# AIM OF THE TASK
Work out how many lines of the data hold the string "août", and reply with that number alone.
START SOURCE DATA
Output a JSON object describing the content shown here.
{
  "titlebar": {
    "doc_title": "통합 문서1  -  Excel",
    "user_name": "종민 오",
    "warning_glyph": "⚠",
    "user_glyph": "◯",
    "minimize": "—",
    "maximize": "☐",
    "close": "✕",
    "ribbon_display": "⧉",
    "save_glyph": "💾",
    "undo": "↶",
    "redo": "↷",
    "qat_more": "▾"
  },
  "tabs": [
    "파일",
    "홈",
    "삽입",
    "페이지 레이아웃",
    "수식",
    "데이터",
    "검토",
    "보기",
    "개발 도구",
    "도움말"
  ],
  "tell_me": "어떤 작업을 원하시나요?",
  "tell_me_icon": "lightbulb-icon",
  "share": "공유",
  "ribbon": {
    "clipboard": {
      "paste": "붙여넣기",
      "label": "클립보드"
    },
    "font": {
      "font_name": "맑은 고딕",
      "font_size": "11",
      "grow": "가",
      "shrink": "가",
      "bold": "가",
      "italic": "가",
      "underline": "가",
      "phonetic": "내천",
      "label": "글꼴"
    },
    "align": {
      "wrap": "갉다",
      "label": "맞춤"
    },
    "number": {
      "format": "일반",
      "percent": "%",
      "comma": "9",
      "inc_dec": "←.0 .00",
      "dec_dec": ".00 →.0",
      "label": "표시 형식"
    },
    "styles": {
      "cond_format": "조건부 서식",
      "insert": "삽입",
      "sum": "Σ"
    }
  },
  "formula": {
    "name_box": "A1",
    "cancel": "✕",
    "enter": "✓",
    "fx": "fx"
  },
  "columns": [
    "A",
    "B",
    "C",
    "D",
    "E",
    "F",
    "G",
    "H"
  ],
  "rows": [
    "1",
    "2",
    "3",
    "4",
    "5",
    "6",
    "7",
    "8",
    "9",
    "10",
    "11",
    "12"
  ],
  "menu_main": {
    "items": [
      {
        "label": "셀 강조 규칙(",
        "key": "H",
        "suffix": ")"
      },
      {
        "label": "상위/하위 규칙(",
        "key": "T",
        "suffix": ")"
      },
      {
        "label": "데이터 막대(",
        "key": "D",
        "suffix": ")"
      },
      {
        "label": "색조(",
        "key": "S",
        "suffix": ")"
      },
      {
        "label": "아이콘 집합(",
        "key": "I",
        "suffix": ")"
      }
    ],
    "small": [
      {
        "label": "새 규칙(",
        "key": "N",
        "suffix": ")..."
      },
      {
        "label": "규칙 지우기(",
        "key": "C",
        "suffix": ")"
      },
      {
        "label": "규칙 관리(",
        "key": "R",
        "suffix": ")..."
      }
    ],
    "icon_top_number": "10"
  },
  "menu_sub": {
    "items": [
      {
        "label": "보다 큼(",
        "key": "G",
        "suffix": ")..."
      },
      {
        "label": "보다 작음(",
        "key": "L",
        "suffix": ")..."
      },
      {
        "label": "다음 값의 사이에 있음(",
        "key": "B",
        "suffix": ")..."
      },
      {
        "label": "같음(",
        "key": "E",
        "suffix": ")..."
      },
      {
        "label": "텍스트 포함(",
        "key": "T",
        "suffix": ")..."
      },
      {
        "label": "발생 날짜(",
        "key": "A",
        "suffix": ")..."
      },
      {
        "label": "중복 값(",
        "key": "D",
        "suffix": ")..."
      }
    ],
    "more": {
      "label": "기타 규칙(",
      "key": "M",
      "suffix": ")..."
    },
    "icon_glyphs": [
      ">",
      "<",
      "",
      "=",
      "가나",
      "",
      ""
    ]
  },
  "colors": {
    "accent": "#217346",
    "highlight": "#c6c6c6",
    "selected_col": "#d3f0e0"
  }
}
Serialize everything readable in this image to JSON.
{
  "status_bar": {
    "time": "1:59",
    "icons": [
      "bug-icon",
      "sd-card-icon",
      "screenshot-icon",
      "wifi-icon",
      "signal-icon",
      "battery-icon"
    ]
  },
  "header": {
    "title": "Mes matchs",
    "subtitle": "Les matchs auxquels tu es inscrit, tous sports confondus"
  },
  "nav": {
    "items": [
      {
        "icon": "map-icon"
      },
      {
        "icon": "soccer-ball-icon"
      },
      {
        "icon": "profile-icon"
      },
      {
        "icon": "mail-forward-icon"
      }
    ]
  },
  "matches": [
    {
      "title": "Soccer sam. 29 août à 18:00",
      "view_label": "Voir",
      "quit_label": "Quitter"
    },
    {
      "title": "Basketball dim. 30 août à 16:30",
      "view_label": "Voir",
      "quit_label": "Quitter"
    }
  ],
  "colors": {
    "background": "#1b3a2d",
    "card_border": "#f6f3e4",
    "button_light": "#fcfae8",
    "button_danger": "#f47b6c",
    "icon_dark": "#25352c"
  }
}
END SOURCE DATA
# COMPLETED TASK
2